* [WHAT THIS TASK INVOLVES] Restate the records below word for word.

* [RECORDS PROVIDED]
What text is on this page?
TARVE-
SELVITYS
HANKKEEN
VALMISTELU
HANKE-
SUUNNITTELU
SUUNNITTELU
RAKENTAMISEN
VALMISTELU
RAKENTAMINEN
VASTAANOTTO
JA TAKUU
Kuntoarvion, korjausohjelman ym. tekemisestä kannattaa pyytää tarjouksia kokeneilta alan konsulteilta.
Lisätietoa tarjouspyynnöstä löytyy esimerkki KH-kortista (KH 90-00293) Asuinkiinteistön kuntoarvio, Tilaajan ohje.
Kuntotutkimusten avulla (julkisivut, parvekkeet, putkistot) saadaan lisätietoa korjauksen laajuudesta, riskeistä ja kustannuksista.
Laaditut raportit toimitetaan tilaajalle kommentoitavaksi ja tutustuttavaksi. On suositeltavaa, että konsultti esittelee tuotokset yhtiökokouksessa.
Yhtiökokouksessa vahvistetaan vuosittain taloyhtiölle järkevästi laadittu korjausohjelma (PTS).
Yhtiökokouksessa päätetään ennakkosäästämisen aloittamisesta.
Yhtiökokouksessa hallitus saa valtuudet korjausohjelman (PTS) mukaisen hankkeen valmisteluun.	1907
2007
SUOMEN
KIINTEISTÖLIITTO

* [REPLY]
What text is on this page?
TARVE-
SELVITYS
HANKKEEN
VALMISTELU
HANKE-
SUUNNITTELU
SUUNNITTELU
RAKENTAMISEN
VALMISTELU
RAKENTAMINEN
VASTAANOTTO
JA TAKUU
Kuntoarvion, korjausohjelman ym. tekemisestä kannattaa pyytää tarjouksia kokeneilta alan konsulteilta.
Lisätietoa tarjouspyynnöstä löytyy esimerkki KH-kortista (KH 90-00293) Asuinkiinteistön kuntoarvio, Tilaajan ohje.
Kuntotutkimusten avulla (julkisivut, parvekkeet, putkistot) saadaan lisätietoa korjauksen laajuudesta, riskeistä ja kustannuksista.
Laaditut raportit toimitetaan tilaajalle kommentoitavaksi ja tutustuttavaksi. On suositeltavaa, että konsultti esittelee tuotokset yhtiökokouksessa.
Yhtiökokouksessa vahvistetaan vuosittain taloyhtiölle järkevästi laadittu korjausohjelma (PTS).
Yhtiökokouksessa päätetään ennakkosäästämisen aloittamisesta.
Yhtiökokouksessa hallitus saa valtuudet korjausohjelman (PTS) mukaisen hankkeen valmisteluun.	1907
2007
SUOMEN
KIINTEISTÖLIITTO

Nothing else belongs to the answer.